Teks Pilihan
------------------------------
"Biasanya pandemi yang sudah-sudah (Influenza, Cholera, Black Death) itu redanya sekitar tiga tahunan. Jadi sudah pasang badan gak travelling dulu tiga tahun ini," ujar perempuan pemilik rambut bergelombang itu.
Mengisi momen Lebaran mendatang, sambungnya, biasanya dengan melakukan salat Idul Fitri di kampus atau masjid.
"Selesai salat makan siang bareng dengan mahasiswa dan penduduk dari beberapa kota yang dekat," kata alumni S1 Sosiologi Unila ini.
Rilda mengatakan, kebetulan penduduk Indonesia di Lancaster yang muslim hanya keluarganya saja.
"Jadi kami kumpul sama komunitas lintas negara. Muslim Inggris, Filipina, Pakistan, Mesir, negara-negara Afrika, dan lainnya" jelasnya.
Sering juga ia dan keluarga melakukan kunjungan balasan ke komunitas muslim di Kendal.
"Lalu makan malam bersama di masjid," ujar Rilda.
Namun begitu suasana Lebaran di luar negeri dengan di Lampung menurutnya tetap beda.
"Lebarannya nggak seramai di Lampung dan jauh dari keluarga. Tapi lumayan terhibur karena sekarang ada Zoom," imbuh dia.
Mengenai masakan yang paling dirindukannya di Lampung diantaranya adalah pempek hingga nasi padang.
"Kalau bicara Lampung, buanyaaak bangeet yang saya kangenin dari makanannya. Terutama pempek, tekwan, segubal, hingga nasi Padang," urainya.
Ketika tidak bisa pulang kampung, dirinya mengobati kerinduan dengan masak sendiri.
"Buat ketupatnya dari beras boil-in-the-bag, dimasak pakai pressure cooker," kata penulis buku Seekor Capung Merah itu.
Lalu dipadukan dengan rendang, opor ayam dan sayur ketupat.
Mengenai harapannya di Ramadan ini, dia ingin semua diberi kesehatan dan kekuatan menghadapi banyak kesulitan yang ada.
Seperti pandemi dan perang, juga naiknya harga-harga barang.
------------------------------
Tugas A
Sebutkan semua makanan yang menurut teks tentang Lebaran di Lancaster paling dirindukan Rilda dari Lampung.
Tugas B
Salin dari teks tentang Lebaran di Lancaster bagian yang dimulai dengan "Rilda mengatakan, kebetulan" dan berakhir pada "dengan masak sendiri.".
------------------------------
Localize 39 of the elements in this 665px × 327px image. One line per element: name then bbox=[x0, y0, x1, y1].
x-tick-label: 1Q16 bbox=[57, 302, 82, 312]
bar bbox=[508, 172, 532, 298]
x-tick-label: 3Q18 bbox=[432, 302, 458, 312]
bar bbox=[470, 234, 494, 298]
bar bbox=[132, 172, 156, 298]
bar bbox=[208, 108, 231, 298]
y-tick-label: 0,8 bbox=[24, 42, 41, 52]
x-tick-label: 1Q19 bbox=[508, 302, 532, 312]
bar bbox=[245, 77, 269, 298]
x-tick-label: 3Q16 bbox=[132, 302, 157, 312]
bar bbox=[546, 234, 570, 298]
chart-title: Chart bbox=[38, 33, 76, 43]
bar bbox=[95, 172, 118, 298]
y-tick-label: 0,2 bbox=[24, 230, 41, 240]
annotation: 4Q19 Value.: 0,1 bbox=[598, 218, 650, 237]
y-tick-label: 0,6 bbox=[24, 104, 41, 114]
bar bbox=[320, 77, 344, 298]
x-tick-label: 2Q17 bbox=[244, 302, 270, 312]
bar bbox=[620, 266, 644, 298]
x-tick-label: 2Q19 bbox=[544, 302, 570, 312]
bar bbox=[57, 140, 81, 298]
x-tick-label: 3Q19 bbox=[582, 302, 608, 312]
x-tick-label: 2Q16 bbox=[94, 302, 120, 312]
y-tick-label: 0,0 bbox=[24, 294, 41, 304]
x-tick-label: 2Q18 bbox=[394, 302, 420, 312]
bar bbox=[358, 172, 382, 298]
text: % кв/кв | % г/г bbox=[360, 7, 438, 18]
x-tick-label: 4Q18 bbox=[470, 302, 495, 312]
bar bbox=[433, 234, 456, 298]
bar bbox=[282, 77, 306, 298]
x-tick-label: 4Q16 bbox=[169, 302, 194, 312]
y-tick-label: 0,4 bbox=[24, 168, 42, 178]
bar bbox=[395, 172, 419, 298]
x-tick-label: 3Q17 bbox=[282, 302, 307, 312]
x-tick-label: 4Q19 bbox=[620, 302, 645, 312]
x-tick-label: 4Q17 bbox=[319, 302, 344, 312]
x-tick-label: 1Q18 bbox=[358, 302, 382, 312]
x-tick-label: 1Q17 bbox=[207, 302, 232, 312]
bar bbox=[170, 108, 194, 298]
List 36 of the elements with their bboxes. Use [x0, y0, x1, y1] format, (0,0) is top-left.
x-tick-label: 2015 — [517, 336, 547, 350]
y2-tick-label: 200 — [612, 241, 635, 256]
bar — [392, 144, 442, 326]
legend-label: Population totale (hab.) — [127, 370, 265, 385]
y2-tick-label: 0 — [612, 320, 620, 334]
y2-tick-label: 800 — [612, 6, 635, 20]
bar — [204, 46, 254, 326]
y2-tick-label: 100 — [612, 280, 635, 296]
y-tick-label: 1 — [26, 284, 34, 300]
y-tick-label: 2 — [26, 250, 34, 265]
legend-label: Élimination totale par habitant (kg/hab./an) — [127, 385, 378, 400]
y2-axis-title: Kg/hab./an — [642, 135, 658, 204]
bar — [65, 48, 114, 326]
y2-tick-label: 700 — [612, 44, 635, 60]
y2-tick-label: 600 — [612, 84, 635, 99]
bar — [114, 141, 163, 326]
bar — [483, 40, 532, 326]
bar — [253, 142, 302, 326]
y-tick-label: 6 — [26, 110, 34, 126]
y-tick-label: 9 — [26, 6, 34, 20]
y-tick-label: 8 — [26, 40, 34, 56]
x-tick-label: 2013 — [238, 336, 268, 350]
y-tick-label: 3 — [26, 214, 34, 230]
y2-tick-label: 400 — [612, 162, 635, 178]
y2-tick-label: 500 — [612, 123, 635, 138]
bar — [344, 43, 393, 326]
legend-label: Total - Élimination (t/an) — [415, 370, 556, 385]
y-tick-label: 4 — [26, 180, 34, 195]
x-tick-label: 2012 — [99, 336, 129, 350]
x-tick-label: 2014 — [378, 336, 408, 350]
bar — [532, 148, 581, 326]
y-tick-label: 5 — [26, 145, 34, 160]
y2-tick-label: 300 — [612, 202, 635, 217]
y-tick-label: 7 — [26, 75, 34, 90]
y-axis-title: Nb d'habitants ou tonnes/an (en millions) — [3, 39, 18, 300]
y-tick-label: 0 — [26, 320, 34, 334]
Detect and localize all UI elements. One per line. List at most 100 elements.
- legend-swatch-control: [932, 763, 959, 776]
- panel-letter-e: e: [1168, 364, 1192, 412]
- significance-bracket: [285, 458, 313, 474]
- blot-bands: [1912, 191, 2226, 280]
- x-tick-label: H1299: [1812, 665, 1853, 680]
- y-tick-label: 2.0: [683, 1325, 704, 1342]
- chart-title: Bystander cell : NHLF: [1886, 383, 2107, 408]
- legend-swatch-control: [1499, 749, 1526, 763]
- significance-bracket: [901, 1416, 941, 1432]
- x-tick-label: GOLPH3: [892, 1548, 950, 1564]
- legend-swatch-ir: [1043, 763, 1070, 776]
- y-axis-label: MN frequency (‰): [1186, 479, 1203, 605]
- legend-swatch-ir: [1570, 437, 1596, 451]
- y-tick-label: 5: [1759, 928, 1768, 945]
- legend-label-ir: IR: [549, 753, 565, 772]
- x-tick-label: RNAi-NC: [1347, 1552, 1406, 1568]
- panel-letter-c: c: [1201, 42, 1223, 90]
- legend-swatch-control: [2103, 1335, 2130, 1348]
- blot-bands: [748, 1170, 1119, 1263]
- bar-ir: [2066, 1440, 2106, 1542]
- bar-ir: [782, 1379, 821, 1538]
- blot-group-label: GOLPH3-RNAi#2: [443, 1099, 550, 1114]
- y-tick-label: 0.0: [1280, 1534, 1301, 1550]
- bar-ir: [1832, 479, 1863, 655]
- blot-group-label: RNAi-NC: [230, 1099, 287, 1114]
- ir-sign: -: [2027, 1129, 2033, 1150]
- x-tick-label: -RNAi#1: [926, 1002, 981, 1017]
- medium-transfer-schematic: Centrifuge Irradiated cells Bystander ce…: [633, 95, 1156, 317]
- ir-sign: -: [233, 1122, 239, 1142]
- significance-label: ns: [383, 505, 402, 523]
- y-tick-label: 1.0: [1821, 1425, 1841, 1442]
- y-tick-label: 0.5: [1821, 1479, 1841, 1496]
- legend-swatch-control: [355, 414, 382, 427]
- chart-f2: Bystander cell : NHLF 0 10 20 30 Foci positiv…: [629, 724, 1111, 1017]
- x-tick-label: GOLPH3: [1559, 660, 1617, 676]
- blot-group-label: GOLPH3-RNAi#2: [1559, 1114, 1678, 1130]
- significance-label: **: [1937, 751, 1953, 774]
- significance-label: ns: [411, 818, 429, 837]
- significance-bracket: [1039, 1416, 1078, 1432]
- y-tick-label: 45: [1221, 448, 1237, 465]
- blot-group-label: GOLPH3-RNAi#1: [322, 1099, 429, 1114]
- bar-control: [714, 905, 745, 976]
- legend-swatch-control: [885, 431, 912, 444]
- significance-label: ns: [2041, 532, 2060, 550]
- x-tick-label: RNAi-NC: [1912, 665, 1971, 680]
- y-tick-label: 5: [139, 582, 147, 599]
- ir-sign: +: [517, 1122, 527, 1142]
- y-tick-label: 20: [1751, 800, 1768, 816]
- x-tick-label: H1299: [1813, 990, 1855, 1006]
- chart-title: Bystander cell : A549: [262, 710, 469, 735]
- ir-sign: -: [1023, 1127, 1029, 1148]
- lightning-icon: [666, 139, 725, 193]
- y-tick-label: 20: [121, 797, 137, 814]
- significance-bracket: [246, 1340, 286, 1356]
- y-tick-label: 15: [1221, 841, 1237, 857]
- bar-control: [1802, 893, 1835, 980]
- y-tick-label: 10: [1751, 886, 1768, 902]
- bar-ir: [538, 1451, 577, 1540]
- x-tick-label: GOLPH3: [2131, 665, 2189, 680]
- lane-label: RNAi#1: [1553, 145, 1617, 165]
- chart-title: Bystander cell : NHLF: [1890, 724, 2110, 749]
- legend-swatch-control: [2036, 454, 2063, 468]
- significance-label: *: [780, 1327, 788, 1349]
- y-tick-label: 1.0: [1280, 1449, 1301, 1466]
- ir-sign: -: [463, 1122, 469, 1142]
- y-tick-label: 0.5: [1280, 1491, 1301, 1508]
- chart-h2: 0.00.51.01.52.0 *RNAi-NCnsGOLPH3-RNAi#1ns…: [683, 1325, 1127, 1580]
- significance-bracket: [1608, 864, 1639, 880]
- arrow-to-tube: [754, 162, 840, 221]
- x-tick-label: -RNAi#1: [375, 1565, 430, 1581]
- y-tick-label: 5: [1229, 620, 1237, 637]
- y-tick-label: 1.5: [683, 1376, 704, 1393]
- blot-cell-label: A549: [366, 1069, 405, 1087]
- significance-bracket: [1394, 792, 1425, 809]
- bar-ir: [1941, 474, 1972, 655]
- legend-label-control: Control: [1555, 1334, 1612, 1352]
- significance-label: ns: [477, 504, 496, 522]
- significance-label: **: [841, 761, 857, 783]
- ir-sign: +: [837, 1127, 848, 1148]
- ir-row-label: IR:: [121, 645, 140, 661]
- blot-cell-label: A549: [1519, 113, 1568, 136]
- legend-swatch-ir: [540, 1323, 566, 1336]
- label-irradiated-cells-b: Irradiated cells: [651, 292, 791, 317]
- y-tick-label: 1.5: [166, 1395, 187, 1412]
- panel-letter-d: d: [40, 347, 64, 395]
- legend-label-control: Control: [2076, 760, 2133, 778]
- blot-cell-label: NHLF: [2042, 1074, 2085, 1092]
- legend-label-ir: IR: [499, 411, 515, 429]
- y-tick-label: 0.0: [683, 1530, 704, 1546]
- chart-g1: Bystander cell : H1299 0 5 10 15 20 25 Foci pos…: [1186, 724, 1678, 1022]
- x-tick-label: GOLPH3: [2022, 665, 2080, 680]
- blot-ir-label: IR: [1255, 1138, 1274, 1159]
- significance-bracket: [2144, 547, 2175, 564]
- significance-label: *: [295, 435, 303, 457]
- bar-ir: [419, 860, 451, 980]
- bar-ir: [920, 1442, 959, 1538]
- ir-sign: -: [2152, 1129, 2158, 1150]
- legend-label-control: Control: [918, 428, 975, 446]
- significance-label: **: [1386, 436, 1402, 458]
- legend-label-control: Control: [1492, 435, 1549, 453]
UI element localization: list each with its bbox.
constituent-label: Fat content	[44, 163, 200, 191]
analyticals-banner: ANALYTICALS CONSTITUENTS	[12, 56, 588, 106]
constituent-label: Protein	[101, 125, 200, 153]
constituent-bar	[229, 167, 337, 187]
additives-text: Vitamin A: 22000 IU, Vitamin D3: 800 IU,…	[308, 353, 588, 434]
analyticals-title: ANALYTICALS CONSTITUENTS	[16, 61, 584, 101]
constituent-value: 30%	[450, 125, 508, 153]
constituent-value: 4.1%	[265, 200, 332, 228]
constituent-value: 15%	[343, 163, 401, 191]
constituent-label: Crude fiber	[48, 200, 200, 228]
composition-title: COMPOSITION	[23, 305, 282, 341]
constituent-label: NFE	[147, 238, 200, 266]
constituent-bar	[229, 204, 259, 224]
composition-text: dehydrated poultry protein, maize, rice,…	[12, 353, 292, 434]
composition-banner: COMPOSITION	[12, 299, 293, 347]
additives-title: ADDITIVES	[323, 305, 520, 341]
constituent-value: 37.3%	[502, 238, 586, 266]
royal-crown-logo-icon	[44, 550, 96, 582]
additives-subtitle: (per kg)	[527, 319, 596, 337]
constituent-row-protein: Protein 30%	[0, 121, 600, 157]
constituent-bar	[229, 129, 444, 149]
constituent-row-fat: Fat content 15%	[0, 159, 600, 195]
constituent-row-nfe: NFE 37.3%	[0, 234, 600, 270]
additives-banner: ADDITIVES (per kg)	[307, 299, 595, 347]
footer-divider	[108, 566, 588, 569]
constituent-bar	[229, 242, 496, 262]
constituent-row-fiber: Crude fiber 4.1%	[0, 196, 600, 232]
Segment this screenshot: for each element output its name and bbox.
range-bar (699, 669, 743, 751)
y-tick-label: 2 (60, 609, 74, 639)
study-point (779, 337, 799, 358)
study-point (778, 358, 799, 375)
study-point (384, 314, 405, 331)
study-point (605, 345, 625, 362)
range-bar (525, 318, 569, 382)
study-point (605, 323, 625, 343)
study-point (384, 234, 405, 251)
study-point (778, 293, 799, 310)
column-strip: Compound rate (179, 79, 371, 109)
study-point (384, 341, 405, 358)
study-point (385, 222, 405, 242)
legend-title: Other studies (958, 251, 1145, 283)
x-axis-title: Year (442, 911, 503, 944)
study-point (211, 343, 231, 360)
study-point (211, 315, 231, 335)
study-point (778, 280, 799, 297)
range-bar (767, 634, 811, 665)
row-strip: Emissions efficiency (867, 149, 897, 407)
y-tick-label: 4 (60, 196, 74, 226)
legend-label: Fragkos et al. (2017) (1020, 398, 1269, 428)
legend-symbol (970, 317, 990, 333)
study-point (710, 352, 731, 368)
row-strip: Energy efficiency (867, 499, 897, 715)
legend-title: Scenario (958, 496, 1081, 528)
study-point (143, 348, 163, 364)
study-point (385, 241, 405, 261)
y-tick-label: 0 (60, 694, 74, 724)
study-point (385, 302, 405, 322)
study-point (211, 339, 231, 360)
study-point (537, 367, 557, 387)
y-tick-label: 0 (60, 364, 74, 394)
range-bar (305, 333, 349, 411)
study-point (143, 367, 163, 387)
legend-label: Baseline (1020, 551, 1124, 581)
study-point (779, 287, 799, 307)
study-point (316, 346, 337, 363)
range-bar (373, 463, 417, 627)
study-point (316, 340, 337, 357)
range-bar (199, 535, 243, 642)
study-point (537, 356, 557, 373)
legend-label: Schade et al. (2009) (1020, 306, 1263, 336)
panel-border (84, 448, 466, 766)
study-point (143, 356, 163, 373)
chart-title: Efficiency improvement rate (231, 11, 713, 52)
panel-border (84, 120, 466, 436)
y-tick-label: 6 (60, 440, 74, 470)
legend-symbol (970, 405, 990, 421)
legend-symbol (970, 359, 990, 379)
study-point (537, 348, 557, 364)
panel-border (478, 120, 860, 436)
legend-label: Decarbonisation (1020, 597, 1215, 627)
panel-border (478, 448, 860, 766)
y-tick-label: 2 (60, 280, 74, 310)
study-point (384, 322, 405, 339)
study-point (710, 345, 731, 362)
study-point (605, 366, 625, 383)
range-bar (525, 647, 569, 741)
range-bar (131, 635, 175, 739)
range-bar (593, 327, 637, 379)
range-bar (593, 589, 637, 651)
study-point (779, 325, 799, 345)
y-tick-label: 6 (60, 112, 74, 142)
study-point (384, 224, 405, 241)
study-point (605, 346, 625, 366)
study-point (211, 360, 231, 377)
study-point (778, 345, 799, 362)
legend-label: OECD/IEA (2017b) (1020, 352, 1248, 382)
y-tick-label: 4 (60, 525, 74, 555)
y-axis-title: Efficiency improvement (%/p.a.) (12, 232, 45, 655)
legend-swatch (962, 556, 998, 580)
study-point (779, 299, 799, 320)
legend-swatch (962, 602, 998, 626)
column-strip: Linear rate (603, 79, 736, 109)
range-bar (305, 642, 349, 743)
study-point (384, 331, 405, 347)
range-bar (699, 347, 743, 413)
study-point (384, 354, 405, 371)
------------------------------
Penyelesaian Soal A
- pempek
- tekwan
- segubal
- nasi Padang

Penyelesaian Soal B
Rilda mengatakan, kebetulan penduduk Indonesia di Lancaster yang muslim hanya keluarganya saja.
"Jadi kami kumpul sama komunitas lintas negara. Muslim Inggris, Filipina, Pakistan, Mesir, negara-negara Afrika, dan lainnya" jelasnya.
Sering juga ia dan keluarga melakukan kunjungan balasan ke komunitas muslim di Kendal.
"Lalu makan malam bersama di masjid," ujar Rilda.
Namun begitu suasana Lebaran di luar negeri dengan di Lampung menurutnya tetap beda.
"Lebarannya nggak seramai di Lampung dan jauh dari keluarga. Tapi lumayan terhibur karena sekarang ada Zoom," imbuh dia.
Mengenai masakan yang paling dirindukannya di Lampung diantaranya adalah pempek hingga nasi padang.
"Kalau bicara Lampung, buanyaaak bangeet yang saya kangenin dari makanannya. Terutama pempek, tekwan, segubal, hingga nasi Padang," urainya.
Ketika tidak bisa pulang kampung, dirinya mengobati kerinduan dengan masak sendiri.